**OBJECTIVE**
Within the records that follow, find every line containing the string "style". Copy those lines.

**Dataset entries on figures**

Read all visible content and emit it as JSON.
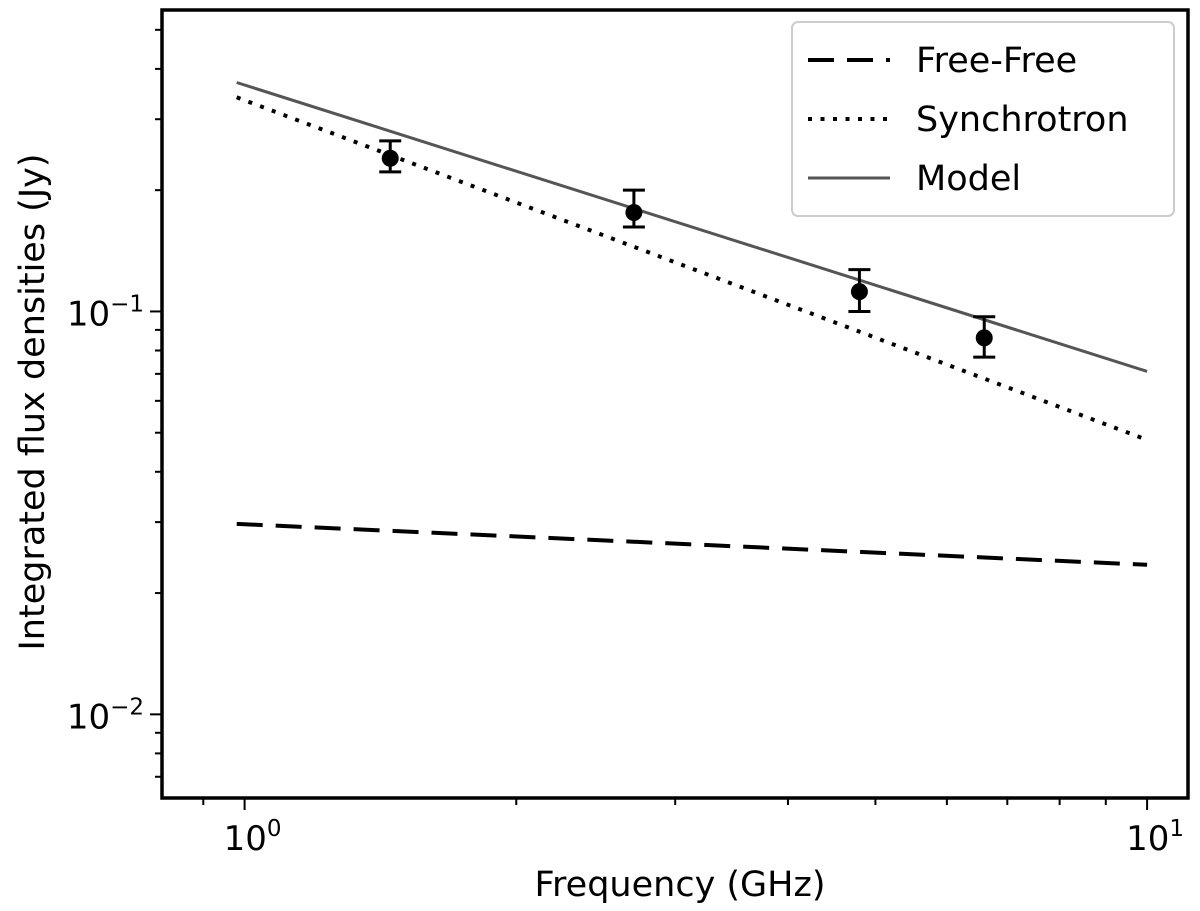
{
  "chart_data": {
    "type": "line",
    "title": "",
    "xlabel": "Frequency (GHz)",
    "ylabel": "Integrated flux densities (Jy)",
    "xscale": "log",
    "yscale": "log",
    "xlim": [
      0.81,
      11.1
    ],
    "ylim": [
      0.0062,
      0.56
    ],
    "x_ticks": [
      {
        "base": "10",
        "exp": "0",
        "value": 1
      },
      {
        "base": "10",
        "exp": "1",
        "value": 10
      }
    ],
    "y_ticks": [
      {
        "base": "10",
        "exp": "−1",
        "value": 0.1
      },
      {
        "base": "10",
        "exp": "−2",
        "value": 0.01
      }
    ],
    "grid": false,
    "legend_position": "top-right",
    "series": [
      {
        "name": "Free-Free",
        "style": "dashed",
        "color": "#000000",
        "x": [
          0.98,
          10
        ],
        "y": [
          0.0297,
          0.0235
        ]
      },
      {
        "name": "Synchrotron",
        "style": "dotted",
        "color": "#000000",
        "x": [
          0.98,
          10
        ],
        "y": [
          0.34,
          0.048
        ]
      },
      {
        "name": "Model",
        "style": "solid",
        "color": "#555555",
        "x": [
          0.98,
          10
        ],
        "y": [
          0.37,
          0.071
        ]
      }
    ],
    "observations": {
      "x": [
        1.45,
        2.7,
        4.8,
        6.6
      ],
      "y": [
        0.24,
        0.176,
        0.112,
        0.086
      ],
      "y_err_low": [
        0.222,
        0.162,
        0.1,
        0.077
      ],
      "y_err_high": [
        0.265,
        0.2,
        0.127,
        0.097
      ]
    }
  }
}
---
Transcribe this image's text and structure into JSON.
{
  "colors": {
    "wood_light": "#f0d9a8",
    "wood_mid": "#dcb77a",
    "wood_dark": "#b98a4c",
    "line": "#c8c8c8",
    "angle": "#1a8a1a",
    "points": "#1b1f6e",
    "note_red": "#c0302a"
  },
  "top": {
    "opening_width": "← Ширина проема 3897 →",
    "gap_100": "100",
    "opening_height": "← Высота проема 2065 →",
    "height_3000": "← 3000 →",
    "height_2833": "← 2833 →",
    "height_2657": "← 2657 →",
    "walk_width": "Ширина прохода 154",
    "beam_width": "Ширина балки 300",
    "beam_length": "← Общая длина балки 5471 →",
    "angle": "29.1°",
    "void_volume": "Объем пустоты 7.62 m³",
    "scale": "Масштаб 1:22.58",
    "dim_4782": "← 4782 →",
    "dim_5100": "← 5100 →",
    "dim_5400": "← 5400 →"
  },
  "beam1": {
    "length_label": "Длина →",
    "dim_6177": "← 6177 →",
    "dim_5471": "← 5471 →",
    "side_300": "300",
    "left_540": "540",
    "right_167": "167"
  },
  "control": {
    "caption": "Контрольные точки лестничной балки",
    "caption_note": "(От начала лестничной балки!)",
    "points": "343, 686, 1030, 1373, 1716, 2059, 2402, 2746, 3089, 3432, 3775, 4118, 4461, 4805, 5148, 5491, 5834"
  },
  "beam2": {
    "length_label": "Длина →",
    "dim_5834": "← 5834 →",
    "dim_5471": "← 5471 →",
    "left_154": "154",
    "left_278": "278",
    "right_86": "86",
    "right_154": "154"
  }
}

**RESULT OF THE EXERCISE**
        "style": "dashed",
        "style": "dotted",
        "style": "solid",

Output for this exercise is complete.